WHAT IS REQUIRED:
Pick out the lines below that contain the string "mean" and copy them all.

Stored data entries:
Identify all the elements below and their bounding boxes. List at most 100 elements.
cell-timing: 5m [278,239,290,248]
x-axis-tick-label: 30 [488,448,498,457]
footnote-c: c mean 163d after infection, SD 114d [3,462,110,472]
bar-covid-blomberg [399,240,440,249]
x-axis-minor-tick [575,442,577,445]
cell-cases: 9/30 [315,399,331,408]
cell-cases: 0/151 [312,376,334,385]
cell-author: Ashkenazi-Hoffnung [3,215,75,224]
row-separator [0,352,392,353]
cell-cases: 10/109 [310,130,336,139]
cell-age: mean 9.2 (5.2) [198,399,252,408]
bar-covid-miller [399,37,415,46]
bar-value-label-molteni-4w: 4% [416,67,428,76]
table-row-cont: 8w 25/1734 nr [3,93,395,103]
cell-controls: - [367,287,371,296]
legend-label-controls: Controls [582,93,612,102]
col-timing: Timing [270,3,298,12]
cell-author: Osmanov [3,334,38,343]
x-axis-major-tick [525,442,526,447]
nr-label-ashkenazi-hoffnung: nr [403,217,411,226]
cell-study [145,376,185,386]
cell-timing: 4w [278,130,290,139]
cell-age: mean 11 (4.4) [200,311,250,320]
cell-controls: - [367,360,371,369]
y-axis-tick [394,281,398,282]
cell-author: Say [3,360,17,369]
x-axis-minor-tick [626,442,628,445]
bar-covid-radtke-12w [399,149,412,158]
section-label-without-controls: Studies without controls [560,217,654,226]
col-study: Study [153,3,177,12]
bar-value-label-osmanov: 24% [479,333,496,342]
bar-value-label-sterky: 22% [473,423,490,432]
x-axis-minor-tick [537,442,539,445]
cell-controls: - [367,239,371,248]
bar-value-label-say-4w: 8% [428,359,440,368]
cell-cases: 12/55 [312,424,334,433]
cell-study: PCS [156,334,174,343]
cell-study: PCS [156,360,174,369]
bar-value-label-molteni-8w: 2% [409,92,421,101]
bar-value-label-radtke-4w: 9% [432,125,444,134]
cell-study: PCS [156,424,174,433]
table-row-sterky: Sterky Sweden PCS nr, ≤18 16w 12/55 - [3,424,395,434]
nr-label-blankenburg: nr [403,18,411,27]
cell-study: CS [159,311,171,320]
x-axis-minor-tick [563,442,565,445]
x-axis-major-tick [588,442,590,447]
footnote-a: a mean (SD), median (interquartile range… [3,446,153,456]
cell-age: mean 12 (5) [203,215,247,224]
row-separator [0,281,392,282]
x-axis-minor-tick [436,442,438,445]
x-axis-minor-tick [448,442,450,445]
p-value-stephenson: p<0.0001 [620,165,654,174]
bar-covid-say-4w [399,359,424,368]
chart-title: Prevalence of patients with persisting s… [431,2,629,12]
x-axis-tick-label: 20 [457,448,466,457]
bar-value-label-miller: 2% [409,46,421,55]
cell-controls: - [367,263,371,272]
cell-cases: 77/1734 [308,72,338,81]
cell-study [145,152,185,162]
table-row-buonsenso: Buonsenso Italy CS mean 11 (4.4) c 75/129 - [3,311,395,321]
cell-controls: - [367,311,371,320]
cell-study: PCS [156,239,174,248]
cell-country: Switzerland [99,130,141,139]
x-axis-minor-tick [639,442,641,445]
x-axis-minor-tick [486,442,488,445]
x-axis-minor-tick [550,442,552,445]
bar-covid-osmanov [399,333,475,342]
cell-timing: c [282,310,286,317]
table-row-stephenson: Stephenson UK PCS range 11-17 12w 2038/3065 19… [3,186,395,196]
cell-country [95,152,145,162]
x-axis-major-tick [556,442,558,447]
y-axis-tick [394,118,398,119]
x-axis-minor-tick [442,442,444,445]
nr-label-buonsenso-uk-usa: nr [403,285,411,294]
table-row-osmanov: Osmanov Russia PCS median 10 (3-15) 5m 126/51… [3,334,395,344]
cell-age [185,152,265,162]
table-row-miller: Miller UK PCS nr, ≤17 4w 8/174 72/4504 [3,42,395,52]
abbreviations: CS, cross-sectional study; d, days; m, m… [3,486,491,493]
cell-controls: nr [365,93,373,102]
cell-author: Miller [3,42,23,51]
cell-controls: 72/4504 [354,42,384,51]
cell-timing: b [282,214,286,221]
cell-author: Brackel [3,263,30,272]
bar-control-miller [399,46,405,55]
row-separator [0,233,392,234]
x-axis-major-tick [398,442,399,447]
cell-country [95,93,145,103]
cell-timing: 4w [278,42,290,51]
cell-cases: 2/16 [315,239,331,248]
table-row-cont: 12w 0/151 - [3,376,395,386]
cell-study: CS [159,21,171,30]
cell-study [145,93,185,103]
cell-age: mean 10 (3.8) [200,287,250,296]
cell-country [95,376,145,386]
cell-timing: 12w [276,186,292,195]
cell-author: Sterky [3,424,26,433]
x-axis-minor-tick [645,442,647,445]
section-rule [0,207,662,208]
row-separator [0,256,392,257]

SOLUTION FOR THIS TASK:
footnote-c: c mean 163d after infection, SD 114d [3,462,110,472]
cell-age: mean 9.2 (5.2) [198,399,252,408]
cell-age: mean 11 (4.4) [200,311,250,320]
footnote-a: a mean (SD), median (interquartile range… [3,446,153,456]
cell-age: mean 12 (5) [203,215,247,224]
table-row-buonsenso: Buonsenso Italy CS mean 11 (4.4) c 75/129 - [3,311,395,321]
cell-age: mean 10 (3.8) [200,287,250,296]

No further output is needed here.